Copy every line from the one containing "Read all visible content and emit it as JSON." through the last line of the records below, both included, and nothing else.

■ ■ ■ ■ ■ ■ ■

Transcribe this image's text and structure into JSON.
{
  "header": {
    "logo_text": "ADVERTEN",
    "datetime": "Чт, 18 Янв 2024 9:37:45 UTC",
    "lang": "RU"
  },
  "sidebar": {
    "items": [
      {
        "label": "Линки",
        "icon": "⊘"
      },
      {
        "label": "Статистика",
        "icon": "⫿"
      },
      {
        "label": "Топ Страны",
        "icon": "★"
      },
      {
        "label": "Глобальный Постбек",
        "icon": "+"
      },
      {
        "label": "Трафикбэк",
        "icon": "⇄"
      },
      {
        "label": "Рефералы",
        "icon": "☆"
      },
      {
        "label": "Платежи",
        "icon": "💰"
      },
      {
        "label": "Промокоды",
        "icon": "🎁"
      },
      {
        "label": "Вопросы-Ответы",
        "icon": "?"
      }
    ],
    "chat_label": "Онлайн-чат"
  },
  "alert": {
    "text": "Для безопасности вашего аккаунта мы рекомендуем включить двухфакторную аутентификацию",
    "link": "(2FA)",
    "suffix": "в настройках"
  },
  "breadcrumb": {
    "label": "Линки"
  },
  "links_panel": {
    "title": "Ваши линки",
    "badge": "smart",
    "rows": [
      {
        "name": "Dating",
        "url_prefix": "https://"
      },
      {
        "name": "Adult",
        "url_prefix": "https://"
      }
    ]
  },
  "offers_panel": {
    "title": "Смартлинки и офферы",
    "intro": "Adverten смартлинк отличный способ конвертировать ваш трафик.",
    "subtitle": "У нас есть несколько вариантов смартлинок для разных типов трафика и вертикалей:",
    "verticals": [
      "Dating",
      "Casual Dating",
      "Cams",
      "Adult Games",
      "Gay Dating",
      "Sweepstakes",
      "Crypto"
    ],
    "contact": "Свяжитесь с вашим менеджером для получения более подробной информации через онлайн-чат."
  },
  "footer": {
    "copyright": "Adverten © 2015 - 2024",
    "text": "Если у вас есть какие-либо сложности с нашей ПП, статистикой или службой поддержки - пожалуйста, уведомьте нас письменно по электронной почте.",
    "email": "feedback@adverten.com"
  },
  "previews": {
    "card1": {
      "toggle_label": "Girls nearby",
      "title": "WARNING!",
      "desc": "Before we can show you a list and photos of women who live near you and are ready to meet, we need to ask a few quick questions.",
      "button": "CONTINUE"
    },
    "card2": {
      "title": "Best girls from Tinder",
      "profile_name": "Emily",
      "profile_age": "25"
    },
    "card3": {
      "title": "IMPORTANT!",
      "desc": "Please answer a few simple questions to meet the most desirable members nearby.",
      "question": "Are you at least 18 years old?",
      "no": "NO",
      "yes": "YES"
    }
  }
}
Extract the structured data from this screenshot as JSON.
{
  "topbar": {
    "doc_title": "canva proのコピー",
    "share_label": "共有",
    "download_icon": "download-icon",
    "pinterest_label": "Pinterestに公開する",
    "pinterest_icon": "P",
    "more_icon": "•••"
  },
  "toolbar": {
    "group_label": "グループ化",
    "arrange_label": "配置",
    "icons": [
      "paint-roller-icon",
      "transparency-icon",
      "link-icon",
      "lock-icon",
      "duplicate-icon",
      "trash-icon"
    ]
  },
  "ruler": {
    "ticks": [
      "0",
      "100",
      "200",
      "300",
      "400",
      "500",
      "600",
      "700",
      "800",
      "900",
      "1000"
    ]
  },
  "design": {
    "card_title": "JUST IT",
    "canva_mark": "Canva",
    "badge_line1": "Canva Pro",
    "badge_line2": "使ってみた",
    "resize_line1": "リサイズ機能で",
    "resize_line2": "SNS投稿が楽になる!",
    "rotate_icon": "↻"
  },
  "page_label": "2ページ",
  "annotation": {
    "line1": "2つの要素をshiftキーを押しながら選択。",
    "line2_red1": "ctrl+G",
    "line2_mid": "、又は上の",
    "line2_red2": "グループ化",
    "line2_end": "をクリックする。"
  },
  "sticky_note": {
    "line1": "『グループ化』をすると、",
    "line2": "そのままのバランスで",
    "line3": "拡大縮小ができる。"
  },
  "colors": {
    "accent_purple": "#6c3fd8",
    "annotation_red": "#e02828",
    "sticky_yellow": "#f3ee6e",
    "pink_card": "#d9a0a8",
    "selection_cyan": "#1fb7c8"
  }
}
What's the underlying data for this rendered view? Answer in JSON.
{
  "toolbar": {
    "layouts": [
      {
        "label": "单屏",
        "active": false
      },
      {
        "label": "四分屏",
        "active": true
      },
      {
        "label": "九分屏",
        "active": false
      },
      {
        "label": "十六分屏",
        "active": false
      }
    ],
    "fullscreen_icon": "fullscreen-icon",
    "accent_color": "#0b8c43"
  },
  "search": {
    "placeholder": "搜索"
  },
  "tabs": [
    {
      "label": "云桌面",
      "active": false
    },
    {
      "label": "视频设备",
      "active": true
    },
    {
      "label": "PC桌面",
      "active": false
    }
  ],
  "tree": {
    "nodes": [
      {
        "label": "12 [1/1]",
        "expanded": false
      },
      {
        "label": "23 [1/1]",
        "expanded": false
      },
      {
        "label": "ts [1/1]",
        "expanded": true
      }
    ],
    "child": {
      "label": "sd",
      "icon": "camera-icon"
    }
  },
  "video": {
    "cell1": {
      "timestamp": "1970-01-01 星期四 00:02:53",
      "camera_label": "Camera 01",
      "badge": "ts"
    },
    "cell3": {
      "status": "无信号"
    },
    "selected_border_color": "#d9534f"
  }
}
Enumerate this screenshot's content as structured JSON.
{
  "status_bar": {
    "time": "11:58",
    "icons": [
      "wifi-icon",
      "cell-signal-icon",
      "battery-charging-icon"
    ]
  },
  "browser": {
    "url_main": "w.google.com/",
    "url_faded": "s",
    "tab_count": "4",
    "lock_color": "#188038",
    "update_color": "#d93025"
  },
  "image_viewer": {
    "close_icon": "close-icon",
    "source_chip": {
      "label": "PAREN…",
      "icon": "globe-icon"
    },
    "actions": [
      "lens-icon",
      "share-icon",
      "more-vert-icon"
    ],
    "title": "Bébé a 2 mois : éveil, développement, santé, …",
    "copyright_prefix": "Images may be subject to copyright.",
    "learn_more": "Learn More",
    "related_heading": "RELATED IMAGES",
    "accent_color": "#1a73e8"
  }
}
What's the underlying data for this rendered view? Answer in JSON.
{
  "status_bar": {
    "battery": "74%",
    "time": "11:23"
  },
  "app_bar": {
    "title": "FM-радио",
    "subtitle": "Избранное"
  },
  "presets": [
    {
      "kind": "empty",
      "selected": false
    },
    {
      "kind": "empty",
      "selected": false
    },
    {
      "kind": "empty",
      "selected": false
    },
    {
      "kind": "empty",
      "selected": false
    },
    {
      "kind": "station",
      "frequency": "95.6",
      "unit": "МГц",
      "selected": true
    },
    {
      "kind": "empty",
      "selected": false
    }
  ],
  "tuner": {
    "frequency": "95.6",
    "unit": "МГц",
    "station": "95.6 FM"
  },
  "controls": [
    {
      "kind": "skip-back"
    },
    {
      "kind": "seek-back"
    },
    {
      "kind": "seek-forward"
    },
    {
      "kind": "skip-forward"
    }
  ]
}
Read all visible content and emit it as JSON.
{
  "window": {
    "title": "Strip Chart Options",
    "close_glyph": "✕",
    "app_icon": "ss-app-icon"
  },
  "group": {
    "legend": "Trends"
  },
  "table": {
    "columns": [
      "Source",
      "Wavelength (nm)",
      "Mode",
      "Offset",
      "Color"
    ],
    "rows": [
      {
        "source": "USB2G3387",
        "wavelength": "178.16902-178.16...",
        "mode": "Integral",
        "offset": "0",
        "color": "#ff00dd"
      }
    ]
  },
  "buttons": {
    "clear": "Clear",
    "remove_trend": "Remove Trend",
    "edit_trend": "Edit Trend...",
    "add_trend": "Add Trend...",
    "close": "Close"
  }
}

■ ■ ■ ■ ■ ■ ■

◆ **SOLUTION FOR THIS TASK**
Read all visible content and emit it as JSON.
{
  "window": {
    "title": "Strip Chart Options",
    "close_glyph": "✕",
    "app_icon": "ss-app-icon"
  },
  "group": {
    "legend": "Trends"
  },
  "table": {
    "columns": [
      "Source",
      "Wavelength (nm)",
      "Mode",
      "Offset",
      "Color"
    ],
    "rows": [
      {
        "source": "USB2G3387",
        "wavelength": "178.16902-178.16...",
        "mode": "Integral",
        "offset": "0",
        "color": "#ff00dd"
      }
    ]
  },
  "buttons": {
    "clear": "Clear",
    "remove_trend": "Remove Trend",
    "edit_trend": "Edit Trend...",
    "add_trend": "Add Trend...",
    "close": "Close"
  }
}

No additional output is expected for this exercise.